# MATERIAL SHOWN

* begin *

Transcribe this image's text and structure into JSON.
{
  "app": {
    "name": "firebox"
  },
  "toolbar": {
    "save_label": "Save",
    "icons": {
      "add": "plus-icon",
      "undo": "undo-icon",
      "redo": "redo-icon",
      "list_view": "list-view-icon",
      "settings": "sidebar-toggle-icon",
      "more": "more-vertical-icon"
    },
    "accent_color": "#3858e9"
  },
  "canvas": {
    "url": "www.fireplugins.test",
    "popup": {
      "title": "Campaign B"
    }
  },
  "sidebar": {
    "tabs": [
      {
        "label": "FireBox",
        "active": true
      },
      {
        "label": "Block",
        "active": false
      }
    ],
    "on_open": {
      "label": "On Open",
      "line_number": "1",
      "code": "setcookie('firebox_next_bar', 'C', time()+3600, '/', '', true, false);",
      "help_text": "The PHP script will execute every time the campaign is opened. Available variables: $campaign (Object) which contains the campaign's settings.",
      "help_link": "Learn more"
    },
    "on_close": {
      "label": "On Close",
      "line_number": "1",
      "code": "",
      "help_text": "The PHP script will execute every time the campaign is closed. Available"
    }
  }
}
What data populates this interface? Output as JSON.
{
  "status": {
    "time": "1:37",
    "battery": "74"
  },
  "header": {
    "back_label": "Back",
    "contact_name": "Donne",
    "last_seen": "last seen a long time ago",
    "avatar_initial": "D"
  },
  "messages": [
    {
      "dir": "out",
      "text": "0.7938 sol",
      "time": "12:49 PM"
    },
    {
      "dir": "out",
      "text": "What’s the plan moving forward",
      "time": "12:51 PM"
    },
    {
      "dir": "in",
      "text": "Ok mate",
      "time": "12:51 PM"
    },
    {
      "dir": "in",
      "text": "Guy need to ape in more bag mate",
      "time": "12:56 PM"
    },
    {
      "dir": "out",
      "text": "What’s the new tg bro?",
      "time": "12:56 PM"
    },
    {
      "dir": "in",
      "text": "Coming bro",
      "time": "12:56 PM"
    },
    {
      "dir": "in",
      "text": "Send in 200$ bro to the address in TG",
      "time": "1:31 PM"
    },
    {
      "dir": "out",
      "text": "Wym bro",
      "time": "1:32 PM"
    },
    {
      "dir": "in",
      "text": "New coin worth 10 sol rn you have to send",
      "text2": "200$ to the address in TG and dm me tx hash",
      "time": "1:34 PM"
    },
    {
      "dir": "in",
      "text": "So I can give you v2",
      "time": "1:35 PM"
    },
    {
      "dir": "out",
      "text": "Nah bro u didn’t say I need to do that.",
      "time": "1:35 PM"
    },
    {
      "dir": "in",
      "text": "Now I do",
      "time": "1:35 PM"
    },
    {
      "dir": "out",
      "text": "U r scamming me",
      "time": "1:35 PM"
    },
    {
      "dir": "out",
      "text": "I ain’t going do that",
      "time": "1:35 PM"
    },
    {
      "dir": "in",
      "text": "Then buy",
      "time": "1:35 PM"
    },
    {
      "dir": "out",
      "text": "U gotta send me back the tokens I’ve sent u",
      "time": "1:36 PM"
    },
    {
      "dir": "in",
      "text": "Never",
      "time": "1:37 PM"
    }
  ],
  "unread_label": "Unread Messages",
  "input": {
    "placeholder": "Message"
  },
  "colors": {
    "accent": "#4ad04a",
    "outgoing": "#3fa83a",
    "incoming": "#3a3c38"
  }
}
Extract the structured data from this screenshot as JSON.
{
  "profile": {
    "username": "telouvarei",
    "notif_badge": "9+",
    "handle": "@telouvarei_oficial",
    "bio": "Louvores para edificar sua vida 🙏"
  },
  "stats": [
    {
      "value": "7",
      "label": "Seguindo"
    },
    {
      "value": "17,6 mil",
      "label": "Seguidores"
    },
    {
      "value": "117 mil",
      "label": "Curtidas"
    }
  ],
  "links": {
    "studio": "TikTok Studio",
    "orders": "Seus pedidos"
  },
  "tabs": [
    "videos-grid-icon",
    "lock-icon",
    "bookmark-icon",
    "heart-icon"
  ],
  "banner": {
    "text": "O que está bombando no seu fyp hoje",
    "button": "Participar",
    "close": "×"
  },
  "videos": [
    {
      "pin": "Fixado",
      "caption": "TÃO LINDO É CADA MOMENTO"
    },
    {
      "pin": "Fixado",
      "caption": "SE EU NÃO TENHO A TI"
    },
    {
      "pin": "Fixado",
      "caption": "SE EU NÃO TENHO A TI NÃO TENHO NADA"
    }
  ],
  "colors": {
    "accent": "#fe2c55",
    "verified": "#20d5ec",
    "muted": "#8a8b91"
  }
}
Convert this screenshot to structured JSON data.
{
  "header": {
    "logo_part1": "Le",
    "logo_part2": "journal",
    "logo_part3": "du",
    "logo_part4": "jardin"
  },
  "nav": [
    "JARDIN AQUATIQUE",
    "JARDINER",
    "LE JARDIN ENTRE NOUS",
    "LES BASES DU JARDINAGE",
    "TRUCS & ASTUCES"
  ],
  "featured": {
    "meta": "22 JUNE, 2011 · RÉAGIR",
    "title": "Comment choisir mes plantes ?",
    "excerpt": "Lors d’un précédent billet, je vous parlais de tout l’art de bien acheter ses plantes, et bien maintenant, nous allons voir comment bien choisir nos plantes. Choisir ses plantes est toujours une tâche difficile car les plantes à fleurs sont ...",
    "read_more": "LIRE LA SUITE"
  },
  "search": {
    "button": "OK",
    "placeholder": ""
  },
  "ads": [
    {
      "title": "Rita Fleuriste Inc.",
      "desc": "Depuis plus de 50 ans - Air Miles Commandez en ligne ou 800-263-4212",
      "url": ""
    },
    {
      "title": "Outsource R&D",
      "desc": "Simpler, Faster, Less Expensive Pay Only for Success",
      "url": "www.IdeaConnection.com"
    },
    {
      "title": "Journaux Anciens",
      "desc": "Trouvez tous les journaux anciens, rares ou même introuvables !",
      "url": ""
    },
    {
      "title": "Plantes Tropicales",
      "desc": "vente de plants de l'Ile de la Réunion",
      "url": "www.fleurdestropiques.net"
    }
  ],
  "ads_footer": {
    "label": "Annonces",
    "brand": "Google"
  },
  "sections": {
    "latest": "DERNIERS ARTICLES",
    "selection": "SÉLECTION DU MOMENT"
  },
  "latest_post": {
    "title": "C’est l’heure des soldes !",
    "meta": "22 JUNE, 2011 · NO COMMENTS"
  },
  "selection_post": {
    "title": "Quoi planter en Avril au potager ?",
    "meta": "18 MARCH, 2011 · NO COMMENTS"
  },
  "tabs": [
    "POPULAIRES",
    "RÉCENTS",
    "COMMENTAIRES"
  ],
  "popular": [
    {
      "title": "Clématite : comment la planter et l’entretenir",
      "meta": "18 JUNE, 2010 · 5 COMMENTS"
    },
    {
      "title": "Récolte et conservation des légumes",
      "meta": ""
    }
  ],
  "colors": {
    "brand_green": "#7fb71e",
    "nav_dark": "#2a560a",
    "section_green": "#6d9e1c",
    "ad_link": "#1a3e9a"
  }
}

* end *

# TASK DIRECTIONS
Reproduce the material above, every line of it, exactly.

# RESULT
Transcribe this image's text and structure into JSON.
{
  "app": {
    "name": "firebox"
  },
  "toolbar": {
    "save_label": "Save",
    "icons": {
      "add": "plus-icon",
      "undo": "undo-icon",
      "redo": "redo-icon",
      "list_view": "list-view-icon",
      "settings": "sidebar-toggle-icon",
      "more": "more-vertical-icon"
    },
    "accent_color": "#3858e9"
  },
  "canvas": {
    "url": "www.fireplugins.test",
    "popup": {
      "title": "Campaign B"
    }
  },
  "sidebar": {
    "tabs": [
      {
        "label": "FireBox",
        "active": true
      },
      {
        "label": "Block",
        "active": false
      }
    ],
    "on_open": {
      "label": "On Open",
      "line_number": "1",
      "code": "setcookie('firebox_next_bar', 'C', time()+3600, '/', '', true, false);",
      "help_text": "The PHP script will execute every time the campaign is opened. Available variables: $campaign (Object) which contains the campaign's settings.",
      "help_link": "Learn more"
    },
    "on_close": {
      "label": "On Close",
      "line_number": "1",
      "code": "",
      "help_text": "The PHP script will execute every time the campaign is closed. Available"
    }
  }
}
What data populates this interface? Output as JSON.
{
  "status": {
    "time": "1:37",
    "battery": "74"
  },
  "header": {
    "back_label": "Back",
    "contact_name": "Donne",
    "last_seen": "last seen a long time ago",
    "avatar_initial": "D"
  },
  "messages": [
    {
      "dir": "out",
      "text": "0.7938 sol",
      "time": "12:49 PM"
    },
    {
      "dir": "out",
      "text": "What’s the plan moving forward",
      "time": "12:51 PM"
    },
    {
      "dir": "in",
      "text": "Ok mate",
      "time": "12:51 PM"
    },
    {
      "dir": "in",
      "text": "Guy need to ape in more bag mate",
      "time": "12:56 PM"
    },
    {
      "dir": "out",
      "text": "What’s the new tg bro?",
      "time": "12:56 PM"
    },
    {
      "dir": "in",
      "text": "Coming bro",
      "time": "12:56 PM"
    },
    {
      "dir": "in",
      "text": "Send in 200$ bro to the address in TG",
      "time": "1:31 PM"
    },
    {
      "dir": "out",
      "text": "Wym bro",
      "time": "1:32 PM"
    },
    {
      "dir": "in",
      "text": "New coin worth 10 sol rn you have to send",
      "text2": "200$ to the address in TG and dm me tx hash",
      "time": "1:34 PM"
    },
    {
      "dir": "in",
      "text": "So I can give you v2",
      "time": "1:35 PM"
    },
    {
      "dir": "out",
      "text": "Nah bro u didn’t say I need to do that.",
      "time": "1:35 PM"
    },
    {
      "dir": "in",
      "text": "Now I do",
      "time": "1:35 PM"
    },
    {
      "dir": "out",
      "text": "U r scamming me",
      "time": "1:35 PM"
    },
    {
      "dir": "out",
      "text": "I ain’t going do that",
      "time": "1:35 PM"
    },
    {
      "dir": "in",
      "text": "Then buy",
      "time": "1:35 PM"
    },
    {
      "dir": "out",
      "text": "U gotta send me back the tokens I’ve sent u",
      "time": "1:36 PM"
    },
    {
      "dir": "in",
      "text": "Never",
      "time": "1:37 PM"
    }
  ],
  "unread_label": "Unread Messages",
  "input": {
    "placeholder": "Message"
  },
  "colors": {
    "accent": "#4ad04a",
    "outgoing": "#3fa83a",
    "incoming": "#3a3c38"
  }
}
Extract the structured data from this screenshot as JSON.
{
  "profile": {
    "username": "telouvarei",
    "notif_badge": "9+",
    "handle": "@telouvarei_oficial",
    "bio": "Louvores para edificar sua vida 🙏"
  },
  "stats": [
    {
      "value": "7",
      "label": "Seguindo"
    },
    {
      "value": "17,6 mil",
      "label": "Seguidores"
    },
    {
      "value": "117 mil",
      "label": "Curtidas"
    }
  ],
  "links": {
    "studio": "TikTok Studio",
    "orders": "Seus pedidos"
  },
  "tabs": [
    "videos-grid-icon",
    "lock-icon",
    "bookmark-icon",
    "heart-icon"
  ],
  "banner": {
    "text": "O que está bombando no seu fyp hoje",
    "button": "Participar",
    "close": "×"
  },
  "videos": [
    {
      "pin": "Fixado",
      "caption": "TÃO LINDO É CADA MOMENTO"
    },
    {
      "pin": "Fixado",
      "caption": "SE EU NÃO TENHO A TI"
    },
    {
      "pin": "Fixado",
      "caption": "SE EU NÃO TENHO A TI NÃO TENHO NADA"
    }
  ],
  "colors": {
    "accent": "#fe2c55",
    "verified": "#20d5ec",
    "muted": "#8a8b91"
  }
}
Convert this screenshot to structured JSON data.
{
  "header": {
    "logo_part1": "Le",
    "logo_part2": "journal",
    "logo_part3": "du",
    "logo_part4": "jardin"
  },
  "nav": [
    "JARDIN AQUATIQUE",
    "JARDINER",
    "LE JARDIN ENTRE NOUS",
    "LES BASES DU JARDINAGE",
    "TRUCS & ASTUCES"
  ],
  "featured": {
    "meta": "22 JUNE, 2011 · RÉAGIR",
    "title": "Comment choisir mes plantes ?",
    "excerpt": "Lors d’un précédent billet, je vous parlais de tout l’art de bien acheter ses plantes, et bien maintenant, nous allons voir comment bien choisir nos plantes. Choisir ses plantes est toujours une tâche difficile car les plantes à fleurs sont ...",
    "read_more": "LIRE LA SUITE"
  },
  "search": {
    "button": "OK",
    "placeholder": ""
  },
  "ads": [
    {
      "title": "Rita Fleuriste Inc.",
      "desc": "Depuis plus de 50 ans - Air Miles Commandez en ligne ou 800-263-4212",
      "url": ""
    },
    {
      "title": "Outsource R&D",
      "desc": "Simpler, Faster, Less Expensive Pay Only for Success",
      "url": "www.IdeaConnection.com"
    },
    {
      "title": "Journaux Anciens",
      "desc": "Trouvez tous les journaux anciens, rares ou même introuvables !",
      "url": ""
    },
    {
      "title": "Plantes Tropicales",
      "desc": "vente de plants de l'Ile de la Réunion",
      "url": "www.fleurdestropiques.net"
    }
  ],
  "ads_footer": {
    "label": "Annonces",
    "brand": "Google"
  },
  "sections": {
    "latest": "DERNIERS ARTICLES",
    "selection": "SÉLECTION DU MOMENT"
  },
  "latest_post": {
    "title": "C’est l’heure des soldes !",
    "meta": "22 JUNE, 2011 · NO COMMENTS"
  },
  "selection_post": {
    "title": "Quoi planter en Avril au potager ?",
    "meta": "18 MARCH, 2011 · NO COMMENTS"
  },
  "tabs": [
    "POPULAIRES",
    "RÉCENTS",
    "COMMENTAIRES"
  ],
  "popular": [
    {
      "title": "Clématite : comment la planter et l’entretenir",
      "meta": "18 JUNE, 2010 · 5 COMMENTS"
    },
    {
      "title": "Récolte et conservation des légumes",
      "meta": ""
    }
  ],
  "colors": {
    "brand_green": "#7fb71e",
    "nav_dark": "#2a560a",
    "section_green": "#6d9e1c",
    "ad_link": "#1a3e9a"
  }
}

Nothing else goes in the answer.